[Task to carry out] Omit every picture, then give all the entries again exactly.

[Dataset rows about figures]
=-=-=-=-=
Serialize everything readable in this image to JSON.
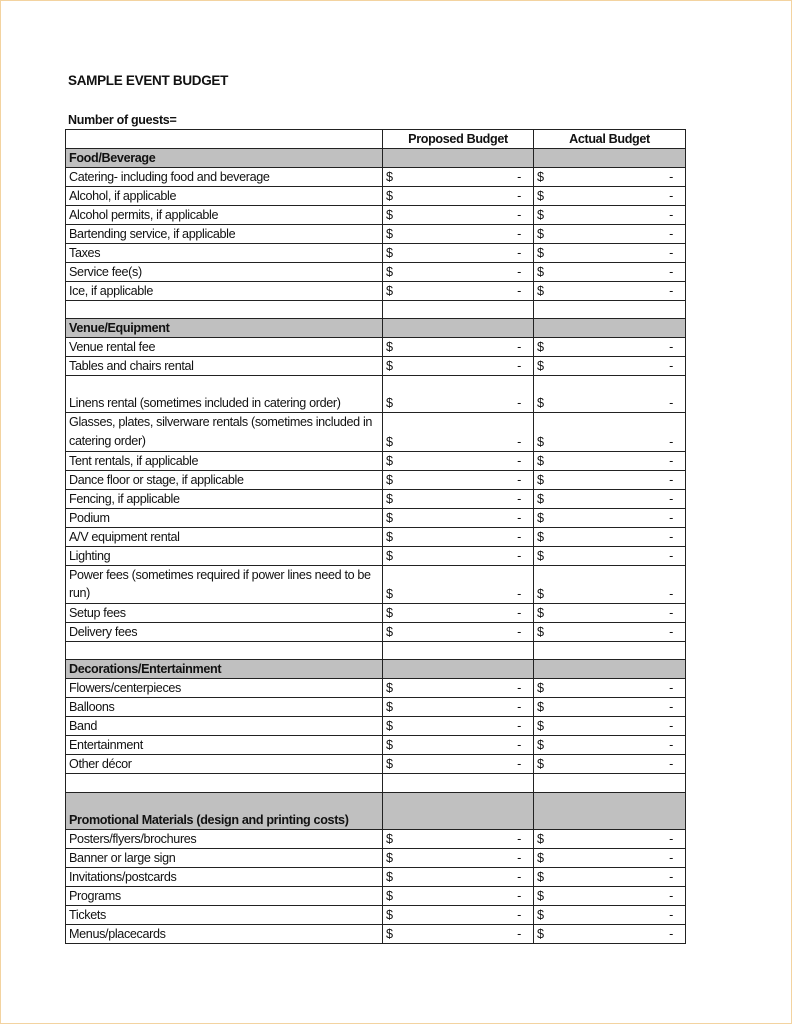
{
  "title": "SAMPLE EVENT BUDGET",
  "guests_label": "Number of guests=",
  "columns": [
    "",
    "Proposed Budget",
    "Actual Budget"
  ],
  "currency_symbol": "$",
  "empty_value": "-",
  "section_color": "#c0c0c0",
  "rows": [
    {
      "type": "section",
      "label": "Food/Beverage"
    },
    {
      "type": "item",
      "label": "Catering- including food and beverage"
    },
    {
      "type": "item",
      "label": "Alcohol, if applicable"
    },
    {
      "type": "item",
      "label": "Alcohol permits, if applicable"
    },
    {
      "type": "item",
      "label": "Bartending service, if applicable"
    },
    {
      "type": "item",
      "label": "Taxes"
    },
    {
      "type": "item",
      "label": "Service fee(s)"
    },
    {
      "type": "item",
      "label": "Ice, if applicable"
    },
    {
      "type": "blank"
    },
    {
      "type": "section",
      "label": "Venue/Equipment"
    },
    {
      "type": "item",
      "label": "Venue rental fee"
    },
    {
      "type": "item",
      "label": "Tables and chairs rental"
    },
    {
      "type": "item",
      "label": "Linens rental (sometimes included in catering order)",
      "tall": true
    },
    {
      "type": "item",
      "label": "Glasses, plates, silverware rentals (sometimes included in catering order)",
      "tall": true
    },
    {
      "type": "item",
      "label": "Tent rentals, if applicable"
    },
    {
      "type": "item",
      "label": "Dance floor or stage, if applicable"
    },
    {
      "type": "item",
      "label": "Fencing, if applicable"
    },
    {
      "type": "item",
      "label": "Podium"
    },
    {
      "type": "item",
      "label": "A/V equipment rental"
    },
    {
      "type": "item",
      "label": "Lighting"
    },
    {
      "type": "item",
      "label": "Power fees (sometimes required if power lines need to be run)",
      "tall": true
    },
    {
      "type": "item",
      "label": "Setup fees"
    },
    {
      "type": "item",
      "label": "Delivery fees"
    },
    {
      "type": "blank"
    },
    {
      "type": "section",
      "label": "Decorations/Entertainment"
    },
    {
      "type": "item",
      "label": "Flowers/centerpieces"
    },
    {
      "type": "item",
      "label": "Balloons"
    },
    {
      "type": "item",
      "label": "Band"
    },
    {
      "type": "item",
      "label": "Entertainment"
    },
    {
      "type": "item",
      "label": "Other décor"
    },
    {
      "type": "blank"
    },
    {
      "type": "section",
      "label": "Promotional Materials (design and printing costs)",
      "tall": true
    },
    {
      "type": "item",
      "label": "Posters/flyers/brochures"
    },
    {
      "type": "item",
      "label": "Banner or large sign"
    },
    {
      "type": "item",
      "label": "Invitations/postcards"
    },
    {
      "type": "item",
      "label": "Programs"
    },
    {
      "type": "item",
      "label": "Tickets"
    },
    {
      "type": "item",
      "label": "Menus/placecards"
    }
  ]
}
=-=-=-=-=
[Finished task]
Serialize everything readable in this image to JSON.
{
  "title": "SAMPLE EVENT BUDGET",
  "guests_label": "Number of guests=",
  "columns": [
    "",
    "Proposed Budget",
    "Actual Budget"
  ],
  "currency_symbol": "$",
  "empty_value": "-",
  "section_color": "#c0c0c0",
  "rows": [
    {
      "type": "section",
      "label": "Food/Beverage"
    },
    {
      "type": "item",
      "label": "Catering- including food and beverage"
    },
    {
      "type": "item",
      "label": "Alcohol, if applicable"
    },
    {
      "type": "item",
      "label": "Alcohol permits, if applicable"
    },
    {
      "type": "item",
      "label": "Bartending service, if applicable"
    },
    {
      "type": "item",
      "label": "Taxes"
    },
    {
      "type": "item",
      "label": "Service fee(s)"
    },
    {
      "type": "item",
      "label": "Ice, if applicable"
    },
    {
      "type": "blank"
    },
    {
      "type": "section",
      "label": "Venue/Equipment"
    },
    {
      "type": "item",
      "label": "Venue rental fee"
    },
    {
      "type": "item",
      "label": "Tables and chairs rental"
    },
    {
      "type": "item",
      "label": "Linens rental (sometimes included in catering order)",
      "tall": true
    },
    {
      "type": "item",
      "label": "Glasses, plates, silverware rentals (sometimes included in catering order)",
      "tall": true
    },
    {
      "type": "item",
      "label": "Tent rentals, if applicable"
    },
    {
      "type": "item",
      "label": "Dance floor or stage, if applicable"
    },
    {
      "type": "item",
      "label": "Fencing, if applicable"
    },
    {
      "type": "item",
      "label": "Podium"
    },
    {
      "type": "item",
      "label": "A/V equipment rental"
    },
    {
      "type": "item",
      "label": "Lighting"
    },
    {
      "type": "item",
      "label": "Power fees (sometimes required if power lines need to be run)",
      "tall": true
    },
    {
      "type": "item",
      "label": "Setup fees"
    },
    {
      "type": "item",
      "label": "Delivery fees"
    },
    {
      "type": "blank"
    },
    {
      "type": "section",
      "label": "Decorations/Entertainment"
    },
    {
      "type": "item",
      "label": "Flowers/centerpieces"
    },
    {
      "type": "item",
      "label": "Balloons"
    },
    {
      "type": "item",
      "label": "Band"
    },
    {
      "type": "item",
      "label": "Entertainment"
    },
    {
      "type": "item",
      "label": "Other décor"
    },
    {
      "type": "blank"
    },
    {
      "type": "section",
      "label": "Promotional Materials (design and printing costs)",
      "tall": true
    },
    {
      "type": "item",
      "label": "Posters/flyers/brochures"
    },
    {
      "type": "item",
      "label": "Banner or large sign"
    },
    {
      "type": "item",
      "label": "Invitations/postcards"
    },
    {
      "type": "item",
      "label": "Programs"
    },
    {
      "type": "item",
      "label": "Tickets"
    },
    {
      "type": "item",
      "label": "Menus/placecards"
    }
  ]
}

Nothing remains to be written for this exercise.